───── SOURCE DATA

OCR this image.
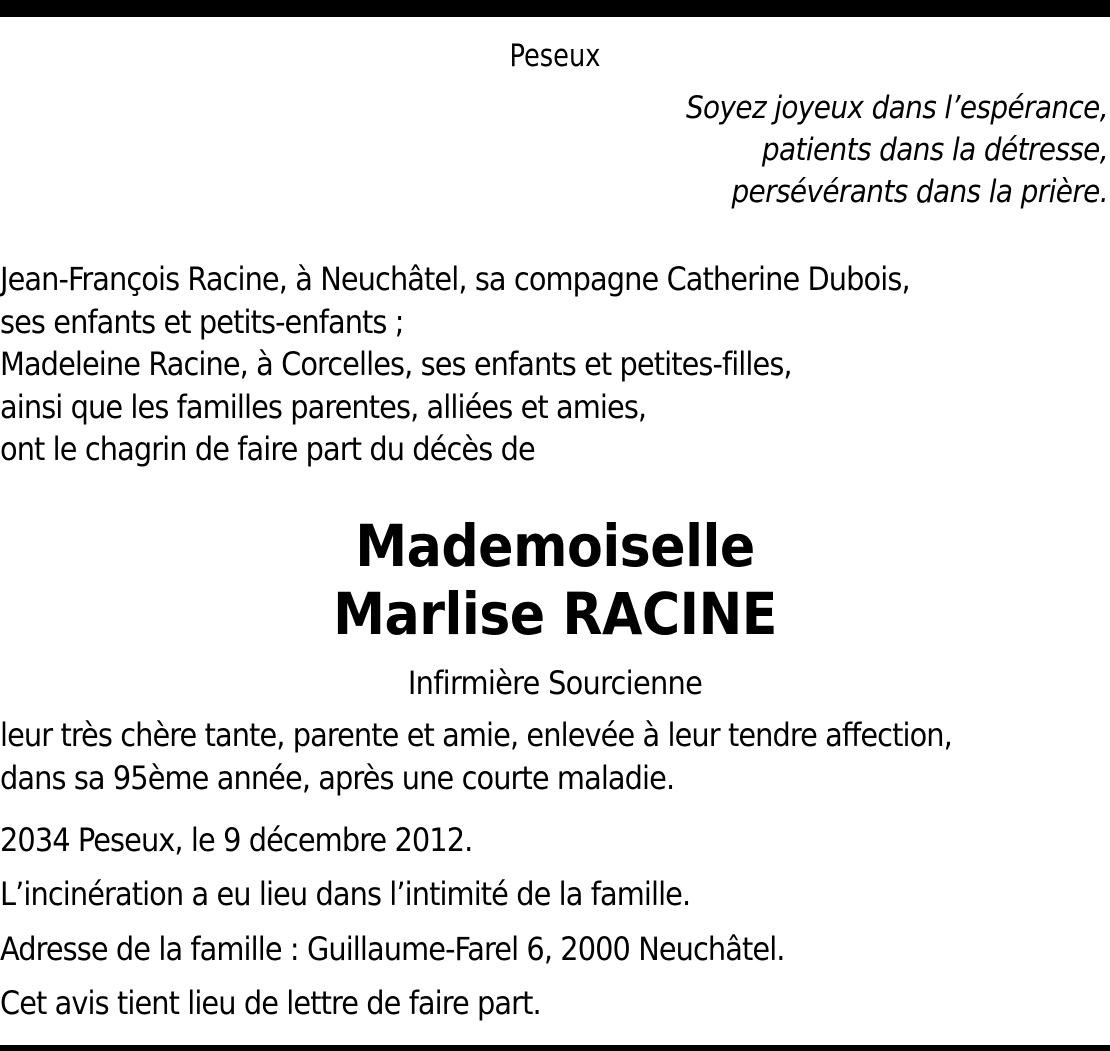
Peseux
Soyez joyeux dans l’espérance,
patients dans la détresse,
persévérants dans la prière.
Jean-François Racine, à Neuchâtel, sa compagne Catherine Dubois,
ses enfants et petits-enfants ;
Madeleine Racine, à Corcelles, ses enfants et petites-filles,
ainsi que les familles parentes, alliées et amies,
ont le chagrin de faire part du décès de
Mademoiselle
Marlise RACINE
Infirmière Sourcienne
leur très chère tante, parente et amie, enlevée à leur tendre affection,
dans sa 95ème année, après une courte maladie.
2034 Peseux, le 9 décembre 2012.
L’incinération a eu lieu dans l’intimité de la famille.
Adresse de la famille : Guillaume-Farel 6, 2000 Neuchâtel.
Cet avis tient lieu de lettre de faire part.
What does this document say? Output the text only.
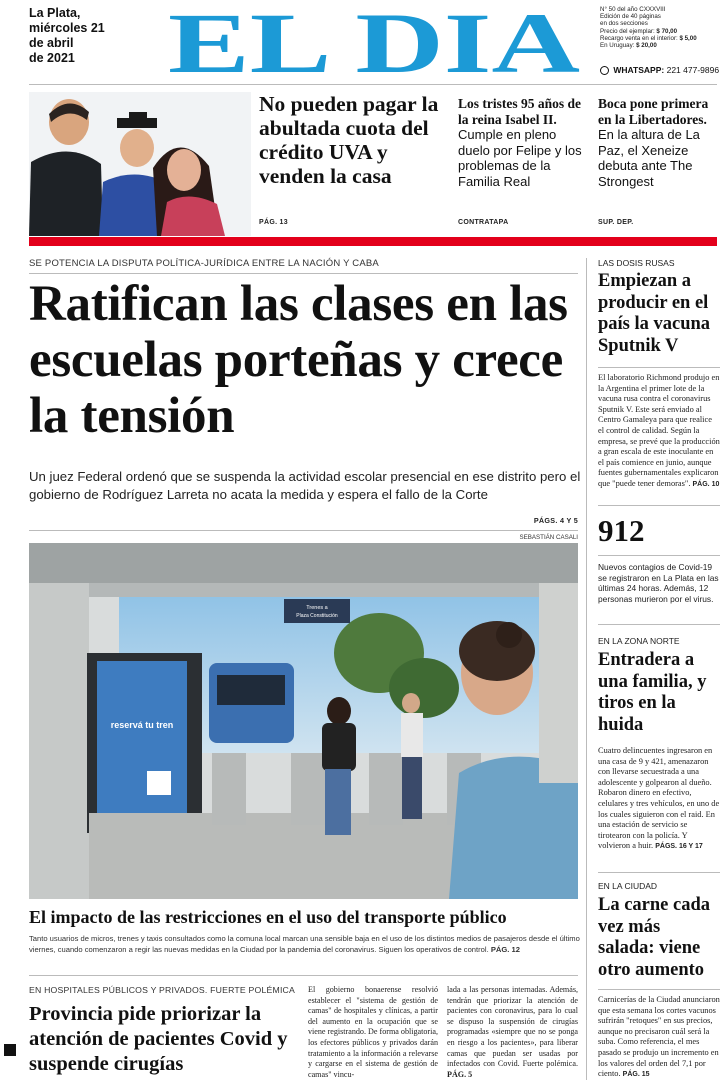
La Plata,
miércoles 21
de abril
de 2021	EL DIA	N° 50 del año CXXXVIII
Edición de 40 páginas
en dos secciones
Precio del ejemplar: $ 70,00
Recargo venta en el interior: $ 5,00
En Uruguay: $ 20,00
WHATSAPP: 221 477-9896
No pueden pagar la abultada cuota del crédito UVA y venden la casa
PÁG. 13
Los tristes 95 años de la reina Isabel II.
Cumple en pleno duelo por Felipe y los problemas de la Familia Real
CONTRATAPA
Boca pone primera en la Libertadores.
En la altura de La Paz, el Xeneize debuta ante The Strongest
SUP. DEP.
SE POTENCIA LA DISPUTA POLÍTICA-JURÍDICA ENTRE LA NACIÓN Y CABA
Ratifican las clases en las escuelas porteñas y crece la tensión
Un juez Federal ordenó que se suspenda la actividad escolar presencial en ese distrito pero el gobierno de Rodríguez Larreta no acata la medida y espera el fallo de la Corte
PÁGS. 4 Y 5
SEBASTIÁN CASALI
Trenes a
Plaza Constitución
reservá tu tren
El impacto de las restricciones en el uso del transporte público
Tanto usuarios de micros, trenes y taxis consultados como la comuna local marcan una sensible baja en el uso de los distintos medios de pasajeros desde el último viernes, cuando comenzaron a regir las nuevas medidas en la Ciudad por la pandemia del coronavirus. Siguen los operativos de control. PÁG. 12
EN HOSPITALES PÚBLICOS Y PRIVADOS. FUERTE POLÉMICA
Provincia pide priorizar la atención de pacientes Covid y suspende cirugías
El gobierno bonaerense resolvió establecer el "sistema de gestión de camas" de hospitales y clínicas, a partir del aumento en la ocupación que se viene registrando. De forma obligatoria, los efectores públicos y privados darán tratamiento a la información a relevarse y cargarse en el sistema de gestión de camas" vincu-
lada a las personas internadas. Además, tendrán que priorizar la atención de pacientes con coronavirus, para lo cual se dispuso la suspensión de cirugías programadas «siempre que no se ponga en riesgo a los pacientes», para liberar camas que puedan ser usadas por infectados con Covid. Fuerte polémica. PÁG. 5
LAS DOSIS RUSAS
Empiezan a producir en el país la vacuna Sputnik V
El laboratorio Richmond produjo en la Argentina el primer lote de la vacuna rusa contra el coronavirus Sputnik V. Este será enviado al Centro Gamaleya para que realice el control de calidad. Según la empresa, se prevé que la producción a gran escala de este inoculante en el país comience en junio, aunque fuentes gubernamentales explicaron que "puede tener demoras". PÁG. 10
912
Nuevos contagios de Covid-19 se registraron en La Plata en las últimas 24 horas. Además, 12 personas murieron por el virus.
EN LA ZONA NORTE
Entradera a una familia, y tiros en la huida
Cuatro delincuentes ingresaron en una casa de 9 y 421, amenazaron con llevarse secuestrada a una adolescente y golpearon al dueño. Robaron dinero en efectivo, celulares y tres vehículos, en uno de los cuales siguieron con el raid. En una estación de servicio se tirotearon con la policía. Y volvieron a huir. PÁGS. 16 Y 17
EN LA CIUDAD
La carne cada vez más salada: viene otro aumento
Carnicerías de la Ciudad anunciaron que esta semana los cortes vacunos sufrirán "retoques" en sus precios, aunque no precisaron cuál será la suba. Como referencia, el mes pasado se produjo un incremento en los valores del orden del 7,1 por ciento. PÁG. 15
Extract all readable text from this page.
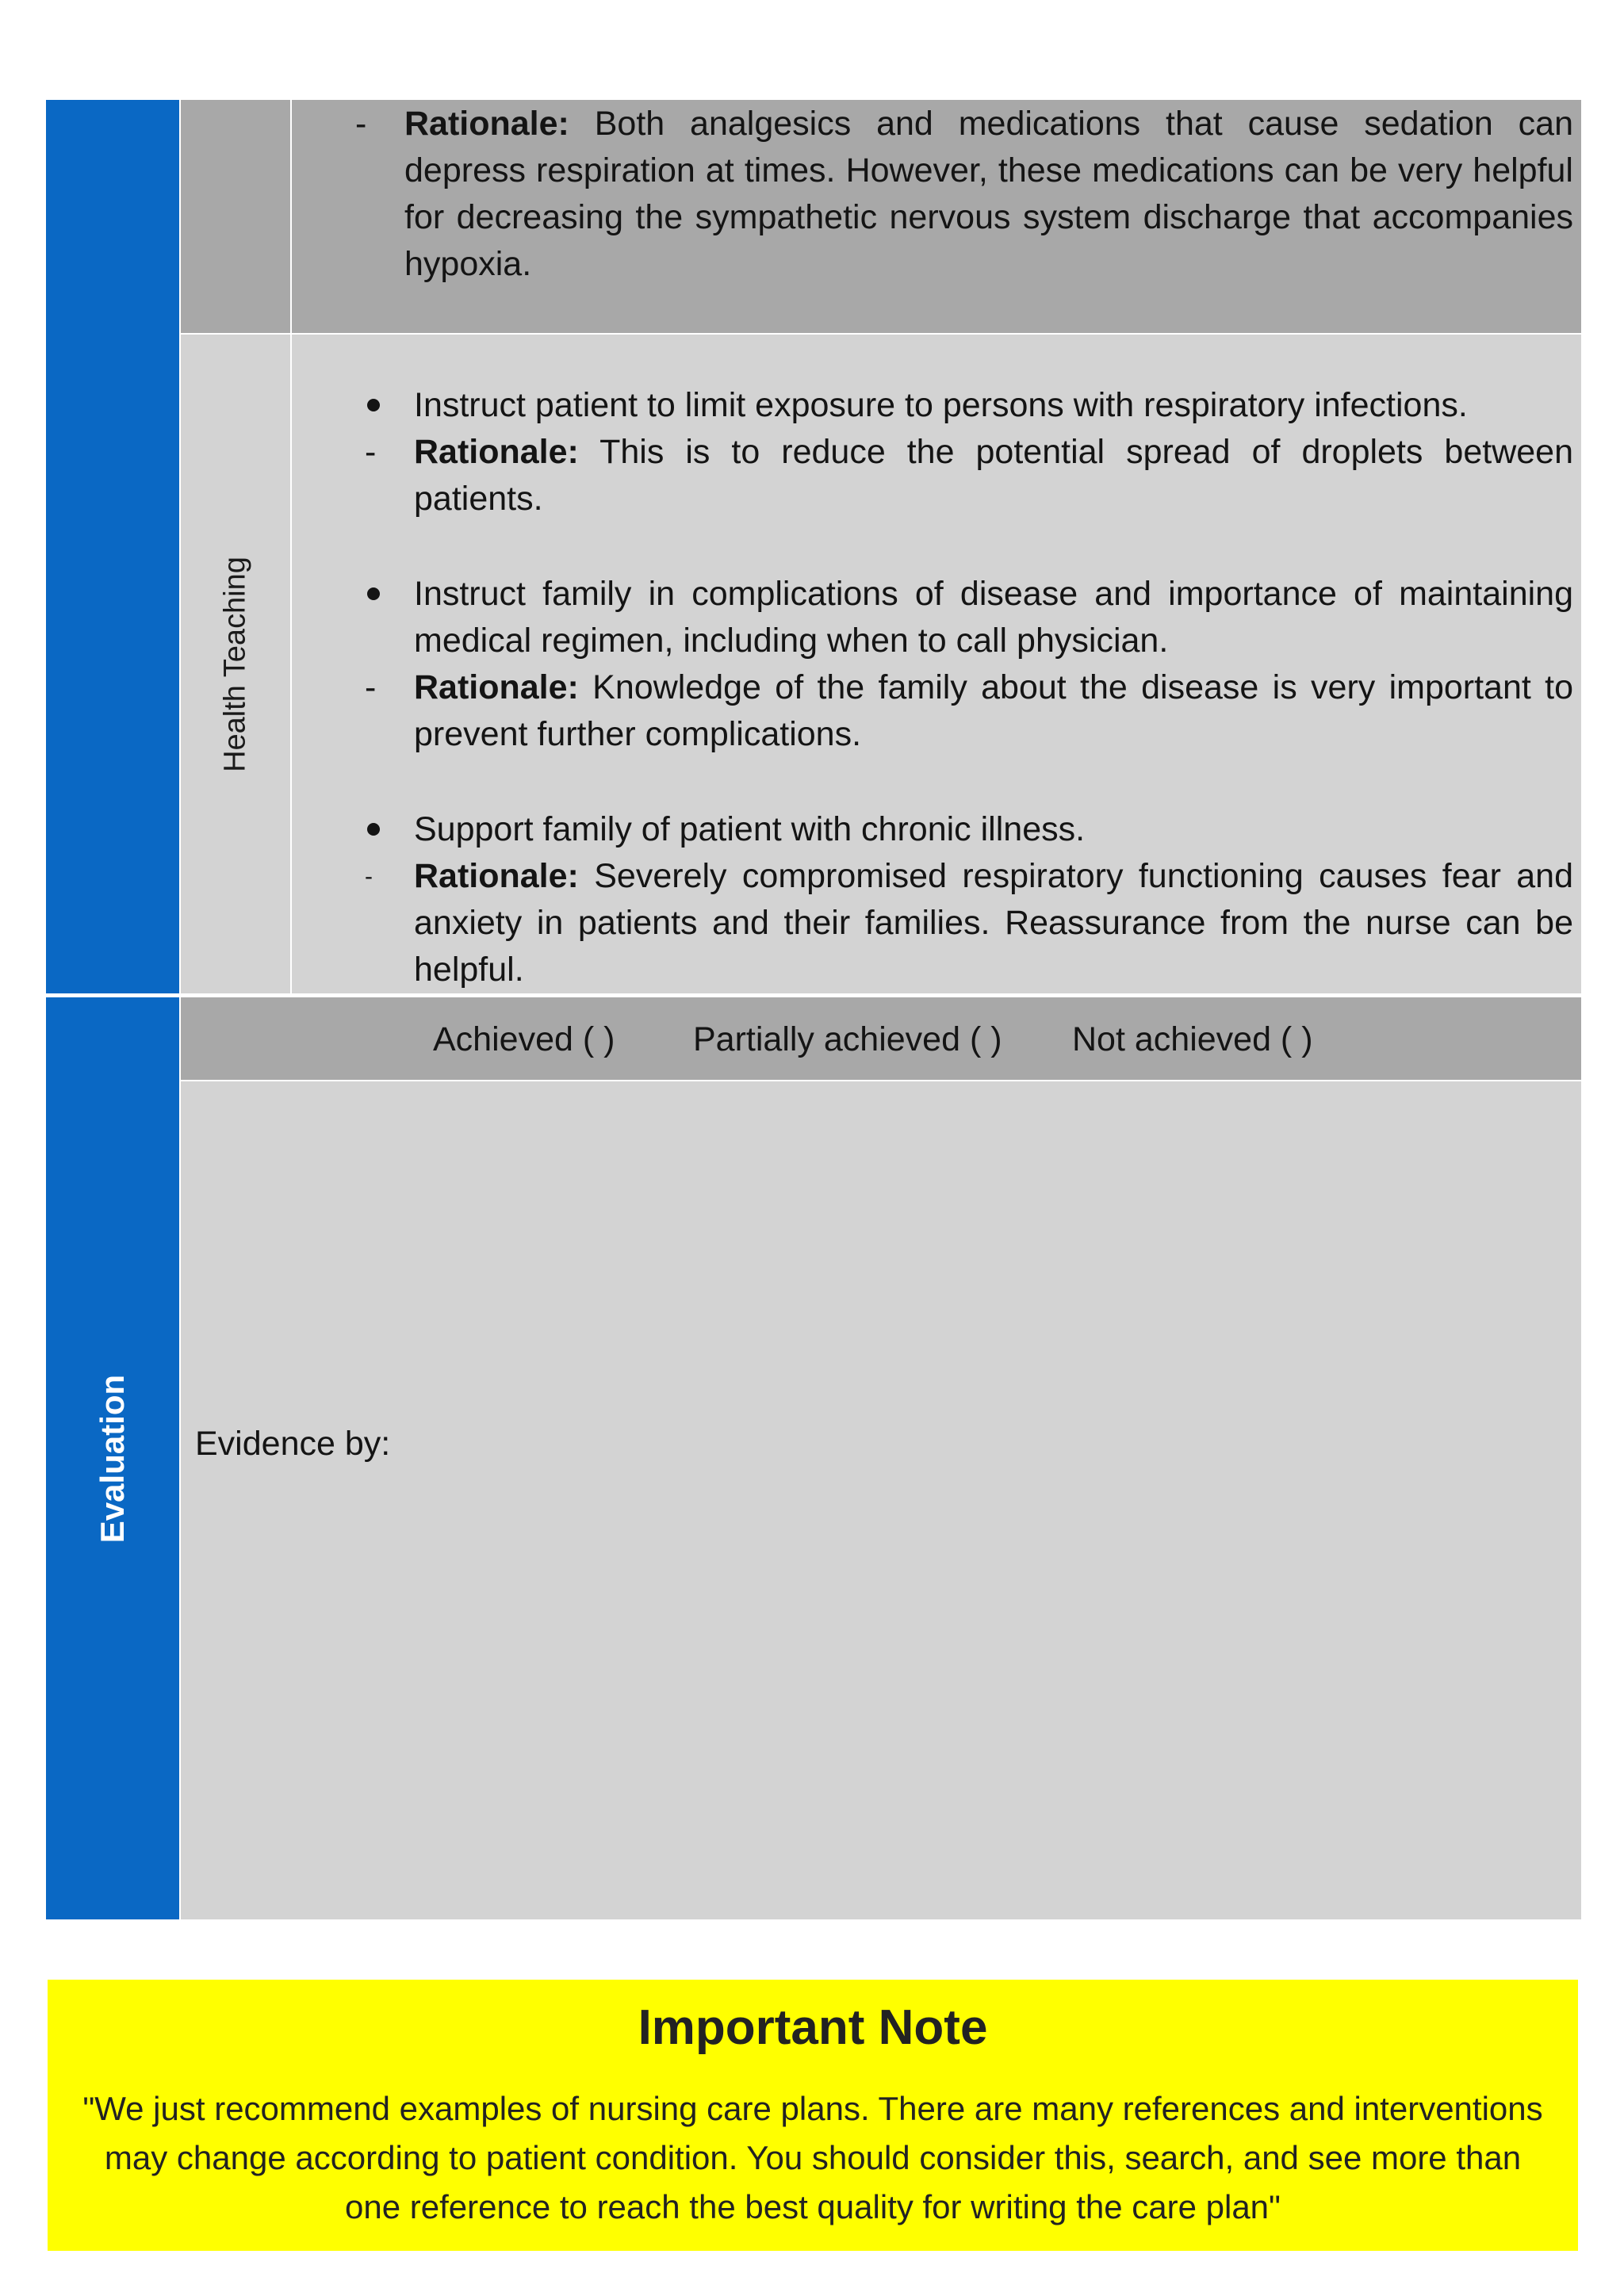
Evaluation
- Rationale: Both analgesics and medications that cause sedation can depress respiration at times. However, these medications can be very helpful for decreasing the sympathetic nervous system discharge that accompanies hypoxia.
Health Teaching
Instruct patient to limit exposure to persons with respiratory infections.
- Rationale: This is to reduce the potential spread of droplets between patients.
Instruct family in complications of disease and importance of maintaining medical regimen, including when to call physician.
- Rationale: Knowledge of the family about the disease is very important to prevent further complications.
Support family of patient with chronic illness.
- Rationale: Severely compromised respiratory functioning causes fear and anxiety in patients and their families. Reassurance from the nurse can be helpful.
Achieved ( ) Partially achieved ( ) Not achieved ( )
Evidence by:
Important Note
"We just recommend examples of nursing care plans. There are many references and interventions may change according to patient condition. You should consider this, search, and see more than one reference to reach the best quality for writing the care plan"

──────────

EXERCISE OBJECTIVE: Output every entry above exactly as written, but omit the pictures.

RESULT OF THE EXERCISE:
OCR this image.
Peseux
Soyez joyeux dans l’espérance,
patients dans la détresse,
persévérants dans la prière.
Jean-François Racine, à Neuchâtel, sa compagne Catherine Dubois,
ses enfants et petits-enfants ;
Madeleine Racine, à Corcelles, ses enfants et petites-filles,
ainsi que les familles parentes, alliées et amies,
ont le chagrin de faire part du décès de
Mademoiselle
Marlise RACINE
Infirmière Sourcienne
leur très chère tante, parente et amie, enlevée à leur tendre affection,
dans sa 95ème année, après une courte maladie.
2034 Peseux, le 9 décembre 2012.
L’incinération a eu lieu dans l’intimité de la famille.
Adresse de la famille : Guillaume-Farel 6, 2000 Neuchâtel.
Cet avis tient lieu de lettre de faire part.
What does this document say? Output the text only.
La Plata,
miércoles 21
de abril
de 2021	EL DIA	N° 50 del año CXXXVIII
Edición de 40 páginas
en dos secciones
Precio del ejemplar: $ 70,00
Recargo venta en el interior: $ 5,00
En Uruguay: $ 20,00
WHATSAPP: 221 477-9896
No pueden pagar la abultada cuota del crédito UVA y venden la casa
PÁG. 13
Los tristes 95 años de la reina Isabel II.
Cumple en pleno duelo por Felipe y los problemas de la Familia Real
CONTRATAPA
Boca pone primera en la Libertadores.
En la altura de La Paz, el Xeneize debuta ante The Strongest
SUP. DEP.
SE POTENCIA LA DISPUTA POLÍTICA-JURÍDICA ENTRE LA NACIÓN Y CABA
Ratifican las clases en las escuelas porteñas y crece la tensión
Un juez Federal ordenó que se suspenda la actividad escolar presencial en ese distrito pero el gobierno de Rodríguez Larreta no acata la medida y espera el fallo de la Corte
PÁGS. 4 Y 5
SEBASTIÁN CASALI
Trenes a
Plaza Constitución
reservá tu tren
El impacto de las restricciones en el uso del transporte público
Tanto usuarios de micros, trenes y taxis consultados como la comuna local marcan una sensible baja en el uso de los distintos medios de pasajeros desde el último viernes, cuando comenzaron a regir las nuevas medidas en la Ciudad por la pandemia del coronavirus. Siguen los operativos de control. PÁG. 12
EN HOSPITALES PÚBLICOS Y PRIVADOS. FUERTE POLÉMICA
Provincia pide priorizar la atención de pacientes Covid y suspende cirugías
El gobierno bonaerense resolvió establecer el "sistema de gestión de camas" de hospitales y clínicas, a partir del aumento en la ocupación que se viene registrando. De forma obligatoria, los efectores públicos y privados darán tratamiento a la información a relevarse y cargarse en el sistema de gestión de camas" vincu-
lada a las personas internadas. Además, tendrán que priorizar la atención de pacientes con coronavirus, para lo cual se dispuso la suspensión de cirugías programadas «siempre que no se ponga en riesgo a los pacientes», para liberar camas que puedan ser usadas por infectados con Covid. Fuerte polémica. PÁG. 5
LAS DOSIS RUSAS
Empiezan a producir en el país la vacuna Sputnik V
El laboratorio Richmond produjo en la Argentina el primer lote de la vacuna rusa contra el coronavirus Sputnik V. Este será enviado al Centro Gamaleya para que realice el control de calidad. Según la empresa, se prevé que la producción a gran escala de este inoculante en el país comience en junio, aunque fuentes gubernamentales explicaron que "puede tener demoras". PÁG. 10
912
Nuevos contagios de Covid-19 se registraron en La Plata en las últimas 24 horas. Además, 12 personas murieron por el virus.
EN LA ZONA NORTE
Entradera a una familia, y tiros en la huida
Cuatro delincuentes ingresaron en una casa de 9 y 421, amenazaron con llevarse secuestrada a una adolescente y golpearon al dueño. Robaron dinero en efectivo, celulares y tres vehículos, en uno de los cuales siguieron con el raid. En una estación de servicio se tirotearon con la policía. Y volvieron a huir. PÁGS. 16 Y 17
EN LA CIUDAD
La carne cada vez más salada: viene otro aumento
Carnicerías de la Ciudad anunciaron que esta semana los cortes vacunos sufrirán "retoques" en sus precios, aunque no precisaron cuál será la suba. Como referencia, el mes pasado se produjo un incremento en los valores del orden del 7,1 por ciento. PÁG. 15
Extract all readable text from this page.
Evaluation
- Rationale: Both analgesics and medications that cause sedation can depress respiration at times. However, these medications can be very helpful for decreasing the sympathetic nervous system discharge that accompanies hypoxia.
Health Teaching
Instruct patient to limit exposure to persons with respiratory infections.
- Rationale: This is to reduce the potential spread of droplets between patients.
Instruct family in complications of disease and importance of maintaining medical regimen, including when to call physician.
- Rationale: Knowledge of the family about the disease is very important to prevent further complications.
Support family of patient with chronic illness.
- Rationale: Severely compromised respiratory functioning causes fear and anxiety in patients and their families. Reassurance from the nurse can be helpful.
Achieved ( ) Partially achieved ( ) Not achieved ( )
Evidence by:
Important Note
"We just recommend examples of nursing care plans. There are many references and interventions may change according to patient condition. You should consider this, search, and see more than one reference to reach the best quality for writing the care plan"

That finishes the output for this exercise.